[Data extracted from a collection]
-- begin --

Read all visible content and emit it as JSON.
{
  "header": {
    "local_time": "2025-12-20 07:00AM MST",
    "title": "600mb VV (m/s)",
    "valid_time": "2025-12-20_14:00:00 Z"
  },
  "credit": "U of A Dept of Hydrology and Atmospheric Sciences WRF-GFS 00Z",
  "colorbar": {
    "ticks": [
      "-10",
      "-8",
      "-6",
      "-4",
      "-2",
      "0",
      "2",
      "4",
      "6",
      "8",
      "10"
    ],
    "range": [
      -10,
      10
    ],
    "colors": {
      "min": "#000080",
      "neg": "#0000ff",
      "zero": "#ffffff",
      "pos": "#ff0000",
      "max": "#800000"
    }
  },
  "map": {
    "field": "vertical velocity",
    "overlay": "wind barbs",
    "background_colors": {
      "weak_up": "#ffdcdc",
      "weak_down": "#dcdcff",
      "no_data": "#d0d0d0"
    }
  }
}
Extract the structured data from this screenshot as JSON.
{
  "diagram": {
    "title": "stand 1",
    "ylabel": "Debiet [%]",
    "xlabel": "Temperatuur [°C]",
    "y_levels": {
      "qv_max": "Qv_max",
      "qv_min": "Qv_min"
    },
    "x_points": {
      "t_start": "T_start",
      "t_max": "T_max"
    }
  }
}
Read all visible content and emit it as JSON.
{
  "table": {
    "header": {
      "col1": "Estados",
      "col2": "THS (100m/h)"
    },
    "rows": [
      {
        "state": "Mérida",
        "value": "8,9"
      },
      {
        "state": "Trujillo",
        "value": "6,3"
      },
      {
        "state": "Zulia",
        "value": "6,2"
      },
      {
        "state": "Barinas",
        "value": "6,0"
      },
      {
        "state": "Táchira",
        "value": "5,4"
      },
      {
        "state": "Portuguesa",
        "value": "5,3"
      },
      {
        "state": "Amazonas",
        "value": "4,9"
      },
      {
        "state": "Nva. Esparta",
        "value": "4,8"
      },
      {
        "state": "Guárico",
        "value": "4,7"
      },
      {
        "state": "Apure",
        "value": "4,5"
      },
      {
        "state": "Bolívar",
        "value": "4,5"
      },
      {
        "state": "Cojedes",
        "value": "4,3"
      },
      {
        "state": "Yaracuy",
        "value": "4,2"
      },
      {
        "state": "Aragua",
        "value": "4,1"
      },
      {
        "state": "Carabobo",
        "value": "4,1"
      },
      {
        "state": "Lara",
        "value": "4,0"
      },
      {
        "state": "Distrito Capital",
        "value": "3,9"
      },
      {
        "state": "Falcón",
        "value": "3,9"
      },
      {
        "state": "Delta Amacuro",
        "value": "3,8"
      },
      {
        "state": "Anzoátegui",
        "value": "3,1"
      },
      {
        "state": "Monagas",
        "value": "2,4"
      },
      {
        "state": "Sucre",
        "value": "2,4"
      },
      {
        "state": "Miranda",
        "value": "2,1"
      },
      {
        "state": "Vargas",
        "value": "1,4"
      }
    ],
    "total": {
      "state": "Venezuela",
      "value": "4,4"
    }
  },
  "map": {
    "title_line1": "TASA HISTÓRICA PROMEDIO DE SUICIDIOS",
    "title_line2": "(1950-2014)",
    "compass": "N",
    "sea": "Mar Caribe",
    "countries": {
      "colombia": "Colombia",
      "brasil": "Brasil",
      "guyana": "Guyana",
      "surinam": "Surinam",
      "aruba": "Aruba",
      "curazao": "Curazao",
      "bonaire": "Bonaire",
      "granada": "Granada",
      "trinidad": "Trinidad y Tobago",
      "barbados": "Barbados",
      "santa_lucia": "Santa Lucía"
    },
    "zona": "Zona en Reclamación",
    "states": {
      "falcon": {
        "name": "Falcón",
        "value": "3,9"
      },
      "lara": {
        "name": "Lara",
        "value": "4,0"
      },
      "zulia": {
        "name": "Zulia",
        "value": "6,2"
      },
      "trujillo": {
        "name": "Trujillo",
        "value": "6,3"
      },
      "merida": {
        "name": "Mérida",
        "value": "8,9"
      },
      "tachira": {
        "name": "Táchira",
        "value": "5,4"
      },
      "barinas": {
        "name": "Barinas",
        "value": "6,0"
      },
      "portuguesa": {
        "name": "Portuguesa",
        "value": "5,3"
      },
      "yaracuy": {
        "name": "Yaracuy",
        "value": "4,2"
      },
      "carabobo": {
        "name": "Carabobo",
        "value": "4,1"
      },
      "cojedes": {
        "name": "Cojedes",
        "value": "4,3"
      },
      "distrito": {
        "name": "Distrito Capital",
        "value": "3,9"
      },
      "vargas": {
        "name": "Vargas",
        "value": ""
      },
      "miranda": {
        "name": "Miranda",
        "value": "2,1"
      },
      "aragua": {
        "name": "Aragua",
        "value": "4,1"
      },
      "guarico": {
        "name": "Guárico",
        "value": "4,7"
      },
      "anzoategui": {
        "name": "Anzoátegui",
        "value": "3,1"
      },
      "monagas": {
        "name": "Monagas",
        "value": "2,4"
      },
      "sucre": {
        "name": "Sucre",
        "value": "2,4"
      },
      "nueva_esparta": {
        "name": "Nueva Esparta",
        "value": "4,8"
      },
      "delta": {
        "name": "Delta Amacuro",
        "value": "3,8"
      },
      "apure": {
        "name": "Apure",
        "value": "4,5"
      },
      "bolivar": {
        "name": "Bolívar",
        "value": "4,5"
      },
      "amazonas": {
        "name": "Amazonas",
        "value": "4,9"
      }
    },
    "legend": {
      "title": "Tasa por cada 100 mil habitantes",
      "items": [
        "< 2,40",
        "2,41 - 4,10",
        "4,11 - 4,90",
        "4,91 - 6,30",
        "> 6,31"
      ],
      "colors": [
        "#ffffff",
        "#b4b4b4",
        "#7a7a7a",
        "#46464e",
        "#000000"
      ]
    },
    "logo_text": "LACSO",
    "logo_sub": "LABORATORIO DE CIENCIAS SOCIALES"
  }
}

-- end --

Reproduce each line verbatim.

Read all visible content and emit it as JSON.
{
  "header": {
    "local_time": "2025-12-20 07:00AM MST",
    "title": "600mb VV (m/s)",
    "valid_time": "2025-12-20_14:00:00 Z"
  },
  "credit": "U of A Dept of Hydrology and Atmospheric Sciences WRF-GFS 00Z",
  "colorbar": {
    "ticks": [
      "-10",
      "-8",
      "-6",
      "-4",
      "-2",
      "0",
      "2",
      "4",
      "6",
      "8",
      "10"
    ],
    "range": [
      -10,
      10
    ],
    "colors": {
      "min": "#000080",
      "neg": "#0000ff",
      "zero": "#ffffff",
      "pos": "#ff0000",
      "max": "#800000"
    }
  },
  "map": {
    "field": "vertical velocity",
    "overlay": "wind barbs",
    "background_colors": {
      "weak_up": "#ffdcdc",
      "weak_down": "#dcdcff",
      "no_data": "#d0d0d0"
    }
  }
}
Extract the structured data from this screenshot as JSON.
{
  "diagram": {
    "title": "stand 1",
    "ylabel": "Debiet [%]",
    "xlabel": "Temperatuur [°C]",
    "y_levels": {
      "qv_max": "Qv_max",
      "qv_min": "Qv_min"
    },
    "x_points": {
      "t_start": "T_start",
      "t_max": "T_max"
    }
  }
}
Read all visible content and emit it as JSON.
{
  "table": {
    "header": {
      "col1": "Estados",
      "col2": "THS (100m/h)"
    },
    "rows": [
      {
        "state": "Mérida",
        "value": "8,9"
      },
      {
        "state": "Trujillo",
        "value": "6,3"
      },
      {
        "state": "Zulia",
        "value": "6,2"
      },
      {
        "state": "Barinas",
        "value": "6,0"
      },
      {
        "state": "Táchira",
        "value": "5,4"
      },
      {
        "state": "Portuguesa",
        "value": "5,3"
      },
      {
        "state": "Amazonas",
        "value": "4,9"
      },
      {
        "state": "Nva. Esparta",
        "value": "4,8"
      },
      {
        "state": "Guárico",
        "value": "4,7"
      },
      {
        "state": "Apure",
        "value": "4,5"
      },
      {
        "state": "Bolívar",
        "value": "4,5"
      },
      {
        "state": "Cojedes",
        "value": "4,3"
      },
      {
        "state": "Yaracuy",
        "value": "4,2"
      },
      {
        "state": "Aragua",
        "value": "4,1"
      },
      {
        "state": "Carabobo",
        "value": "4,1"
      },
      {
        "state": "Lara",
        "value": "4,0"
      },
      {
        "state": "Distrito Capital",
        "value": "3,9"
      },
      {
        "state": "Falcón",
        "value": "3,9"
      },
      {
        "state": "Delta Amacuro",
        "value": "3,8"
      },
      {
        "state": "Anzoátegui",
        "value": "3,1"
      },
      {
        "state": "Monagas",
        "value": "2,4"
      },
      {
        "state": "Sucre",
        "value": "2,4"
      },
      {
        "state": "Miranda",
        "value": "2,1"
      },
      {
        "state": "Vargas",
        "value": "1,4"
      }
    ],
    "total": {
      "state": "Venezuela",
      "value": "4,4"
    }
  },
  "map": {
    "title_line1": "TASA HISTÓRICA PROMEDIO DE SUICIDIOS",
    "title_line2": "(1950-2014)",
    "compass": "N",
    "sea": "Mar Caribe",
    "countries": {
      "colombia": "Colombia",
      "brasil": "Brasil",
      "guyana": "Guyana",
      "surinam": "Surinam",
      "aruba": "Aruba",
      "curazao": "Curazao",
      "bonaire": "Bonaire",
      "granada": "Granada",
      "trinidad": "Trinidad y Tobago",
      "barbados": "Barbados",
      "santa_lucia": "Santa Lucía"
    },
    "zona": "Zona en Reclamación",
    "states": {
      "falcon": {
        "name": "Falcón",
        "value": "3,9"
      },
      "lara": {
        "name": "Lara",
        "value": "4,0"
      },
      "zulia": {
        "name": "Zulia",
        "value": "6,2"
      },
      "trujillo": {
        "name": "Trujillo",
        "value": "6,3"
      },
      "merida": {
        "name": "Mérida",
        "value": "8,9"
      },
      "tachira": {
        "name": "Táchira",
        "value": "5,4"
      },
      "barinas": {
        "name": "Barinas",
        "value": "6,0"
      },
      "portuguesa": {
        "name": "Portuguesa",
        "value": "5,3"
      },
      "yaracuy": {
        "name": "Yaracuy",
        "value": "4,2"
      },
      "carabobo": {
        "name": "Carabobo",
        "value": "4,1"
      },
      "cojedes": {
        "name": "Cojedes",
        "value": "4,3"
      },
      "distrito": {
        "name": "Distrito Capital",
        "value": "3,9"
      },
      "vargas": {
        "name": "Vargas",
        "value": ""
      },
      "miranda": {
        "name": "Miranda",
        "value": "2,1"
      },
      "aragua": {
        "name": "Aragua",
        "value": "4,1"
      },
      "guarico": {
        "name": "Guárico",
        "value": "4,7"
      },
      "anzoategui": {
        "name": "Anzoátegui",
        "value": "3,1"
      },
      "monagas": {
        "name": "Monagas",
        "value": "2,4"
      },
      "sucre": {
        "name": "Sucre",
        "value": "2,4"
      },
      "nueva_esparta": {
        "name": "Nueva Esparta",
        "value": "4,8"
      },
      "delta": {
        "name": "Delta Amacuro",
        "value": "3,8"
      },
      "apure": {
        "name": "Apure",
        "value": "4,5"
      },
      "bolivar": {
        "name": "Bolívar",
        "value": "4,5"
      },
      "amazonas": {
        "name": "Amazonas",
        "value": "4,9"
      }
    },
    "legend": {
      "title": "Tasa por cada 100 mil habitantes",
      "items": [
        "< 2,40",
        "2,41 - 4,10",
        "4,11 - 4,90",
        "4,91 - 6,30",
        "> 6,31"
      ],
      "colors": [
        "#ffffff",
        "#b4b4b4",
        "#7a7a7a",
        "#46464e",
        "#000000"
      ]
    },
    "logo_text": "LACSO",
    "logo_sub": "LABORATORIO DE CIENCIAS SOCIALES"
  }
}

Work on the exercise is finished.